**Instructions to follow:** From the forum thread on whether Mathcad compiles, return the passage starting with "Compile is useful" and going on through "ordinary Mathematica function.", copied word for word.

**Source text:**

········

On 4/23/2010 11:32:18 AM, waynereid wrote:
>To all, thank you.
...
>I agree with a previous
>comment that if I have a long
>file that I need to make
>changes to, I open and go to
>the bottom so that the whole
>sheet calculates and then go
>back through.
>
>I was hoping to be able to
>provide a clear, concise,
>technical answer as to why
>this works the best for me,
>But looks like not so easy.
>
>Wayne
____________________________
You got the point.
CAS don't compile in the sense of like FORTRAN IV [1970] did, therefore compile is the wrong word. At best, Mathcad like Mathematica creates the "kernel", collecting the functions. The other point is that the functions aren't necessarily executed in IPN and Mathcad versions based on Maple did organise the suite of calculations, in some sort then : compiled. MuPad is another gear that may not do the same "pseudo-compile".
However, read more.
Compile is useful in situations where you have to evaluate a particular numerical or logical expression many times. By taking the time to call Compile, you can get a compiled function which can be executed more quickly than an ordinary Mathematica function.

········

**Provided material:**

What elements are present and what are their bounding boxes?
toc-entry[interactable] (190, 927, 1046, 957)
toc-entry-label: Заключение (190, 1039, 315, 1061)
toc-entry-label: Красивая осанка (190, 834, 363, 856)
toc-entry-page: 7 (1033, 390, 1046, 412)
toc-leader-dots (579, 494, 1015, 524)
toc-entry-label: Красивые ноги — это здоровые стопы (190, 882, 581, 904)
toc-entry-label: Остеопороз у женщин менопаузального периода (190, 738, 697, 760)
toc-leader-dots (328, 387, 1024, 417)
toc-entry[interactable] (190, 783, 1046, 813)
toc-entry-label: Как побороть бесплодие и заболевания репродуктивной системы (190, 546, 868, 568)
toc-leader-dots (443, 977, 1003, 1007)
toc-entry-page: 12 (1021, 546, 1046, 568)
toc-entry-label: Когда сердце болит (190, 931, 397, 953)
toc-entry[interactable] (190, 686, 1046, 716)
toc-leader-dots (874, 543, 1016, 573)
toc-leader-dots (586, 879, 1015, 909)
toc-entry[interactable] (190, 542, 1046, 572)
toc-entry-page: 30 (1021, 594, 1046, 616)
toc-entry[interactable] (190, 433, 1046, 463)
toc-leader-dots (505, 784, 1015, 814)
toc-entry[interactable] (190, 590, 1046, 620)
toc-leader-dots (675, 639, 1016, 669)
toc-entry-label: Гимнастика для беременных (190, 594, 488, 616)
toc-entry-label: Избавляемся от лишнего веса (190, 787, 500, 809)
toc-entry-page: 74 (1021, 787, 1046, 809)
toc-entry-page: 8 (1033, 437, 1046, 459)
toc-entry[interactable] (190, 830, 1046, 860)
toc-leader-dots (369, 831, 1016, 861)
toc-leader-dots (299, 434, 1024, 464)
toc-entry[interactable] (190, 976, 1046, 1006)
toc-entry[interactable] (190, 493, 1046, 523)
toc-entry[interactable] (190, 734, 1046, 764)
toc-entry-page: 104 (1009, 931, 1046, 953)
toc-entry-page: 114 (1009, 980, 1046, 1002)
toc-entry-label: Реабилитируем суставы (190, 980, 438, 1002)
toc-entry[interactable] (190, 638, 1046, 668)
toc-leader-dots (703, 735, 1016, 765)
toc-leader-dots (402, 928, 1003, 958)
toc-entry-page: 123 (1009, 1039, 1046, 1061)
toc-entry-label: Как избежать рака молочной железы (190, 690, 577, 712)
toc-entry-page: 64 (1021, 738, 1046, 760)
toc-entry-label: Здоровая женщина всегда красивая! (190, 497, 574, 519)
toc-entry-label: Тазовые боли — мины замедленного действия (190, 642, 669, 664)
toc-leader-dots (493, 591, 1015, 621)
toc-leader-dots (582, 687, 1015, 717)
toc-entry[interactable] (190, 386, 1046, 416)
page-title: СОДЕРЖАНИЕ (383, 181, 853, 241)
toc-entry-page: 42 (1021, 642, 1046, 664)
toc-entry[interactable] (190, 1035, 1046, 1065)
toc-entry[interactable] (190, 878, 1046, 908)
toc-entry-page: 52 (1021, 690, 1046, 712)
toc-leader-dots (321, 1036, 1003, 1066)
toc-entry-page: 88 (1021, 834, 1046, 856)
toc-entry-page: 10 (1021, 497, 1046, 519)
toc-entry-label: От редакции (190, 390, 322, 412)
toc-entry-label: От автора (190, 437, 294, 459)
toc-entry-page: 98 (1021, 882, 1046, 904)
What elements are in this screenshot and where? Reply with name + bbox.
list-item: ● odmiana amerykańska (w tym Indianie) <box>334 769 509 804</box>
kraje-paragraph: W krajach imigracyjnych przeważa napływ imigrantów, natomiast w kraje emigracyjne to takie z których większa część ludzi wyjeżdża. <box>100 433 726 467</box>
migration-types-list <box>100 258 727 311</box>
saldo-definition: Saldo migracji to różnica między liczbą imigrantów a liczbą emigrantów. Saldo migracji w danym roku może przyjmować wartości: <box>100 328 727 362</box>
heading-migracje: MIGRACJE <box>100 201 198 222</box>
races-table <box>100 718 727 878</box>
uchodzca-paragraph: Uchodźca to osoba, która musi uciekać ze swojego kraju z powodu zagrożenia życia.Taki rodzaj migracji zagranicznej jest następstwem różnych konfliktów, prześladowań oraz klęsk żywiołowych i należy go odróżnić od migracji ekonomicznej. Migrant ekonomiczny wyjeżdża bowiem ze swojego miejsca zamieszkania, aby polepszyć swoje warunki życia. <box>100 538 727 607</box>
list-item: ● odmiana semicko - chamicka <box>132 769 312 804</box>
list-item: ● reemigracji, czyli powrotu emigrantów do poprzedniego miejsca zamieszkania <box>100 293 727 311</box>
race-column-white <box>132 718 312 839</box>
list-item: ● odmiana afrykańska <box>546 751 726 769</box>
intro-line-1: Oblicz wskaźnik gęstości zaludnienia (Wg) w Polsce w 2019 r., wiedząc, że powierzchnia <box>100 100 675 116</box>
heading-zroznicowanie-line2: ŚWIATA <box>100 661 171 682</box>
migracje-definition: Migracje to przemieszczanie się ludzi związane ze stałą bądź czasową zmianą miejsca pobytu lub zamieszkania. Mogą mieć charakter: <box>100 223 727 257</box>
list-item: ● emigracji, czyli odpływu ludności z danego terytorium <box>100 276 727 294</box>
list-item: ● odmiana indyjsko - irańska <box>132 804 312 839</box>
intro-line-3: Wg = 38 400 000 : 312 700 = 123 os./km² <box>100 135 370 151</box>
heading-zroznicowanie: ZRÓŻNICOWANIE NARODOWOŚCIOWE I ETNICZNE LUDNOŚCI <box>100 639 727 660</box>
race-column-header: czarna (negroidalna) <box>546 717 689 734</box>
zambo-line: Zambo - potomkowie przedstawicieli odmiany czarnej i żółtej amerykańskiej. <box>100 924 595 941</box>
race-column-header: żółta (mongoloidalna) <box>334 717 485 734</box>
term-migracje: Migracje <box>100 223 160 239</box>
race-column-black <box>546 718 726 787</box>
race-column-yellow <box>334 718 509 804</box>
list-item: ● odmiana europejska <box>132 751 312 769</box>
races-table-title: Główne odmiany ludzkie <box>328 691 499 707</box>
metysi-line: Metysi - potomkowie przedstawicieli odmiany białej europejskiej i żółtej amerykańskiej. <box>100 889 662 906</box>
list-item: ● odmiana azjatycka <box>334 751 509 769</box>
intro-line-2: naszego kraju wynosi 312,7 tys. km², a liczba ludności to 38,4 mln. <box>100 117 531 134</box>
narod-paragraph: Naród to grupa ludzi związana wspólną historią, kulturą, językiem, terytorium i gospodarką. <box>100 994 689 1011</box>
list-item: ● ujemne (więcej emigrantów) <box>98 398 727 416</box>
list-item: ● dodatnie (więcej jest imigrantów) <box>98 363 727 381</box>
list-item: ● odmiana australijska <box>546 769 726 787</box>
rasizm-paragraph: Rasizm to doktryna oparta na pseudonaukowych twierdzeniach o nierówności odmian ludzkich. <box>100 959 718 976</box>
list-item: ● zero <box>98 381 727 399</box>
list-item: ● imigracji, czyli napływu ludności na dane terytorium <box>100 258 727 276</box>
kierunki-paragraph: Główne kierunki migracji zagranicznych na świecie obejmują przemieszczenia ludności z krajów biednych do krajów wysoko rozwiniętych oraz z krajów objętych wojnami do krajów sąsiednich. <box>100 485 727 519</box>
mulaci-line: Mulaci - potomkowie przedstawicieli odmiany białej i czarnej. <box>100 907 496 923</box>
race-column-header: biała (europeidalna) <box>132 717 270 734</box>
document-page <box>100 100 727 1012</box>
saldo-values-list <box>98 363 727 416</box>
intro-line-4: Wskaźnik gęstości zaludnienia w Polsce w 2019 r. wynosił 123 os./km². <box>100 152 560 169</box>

········

**Right answer:**
Compile is useful in situations where you have to evaluate a particular numerical or logical expression many times. By taking the time to call Compile, you can get a compiled function which can be executed more quickly than an ordinary Mathematica function.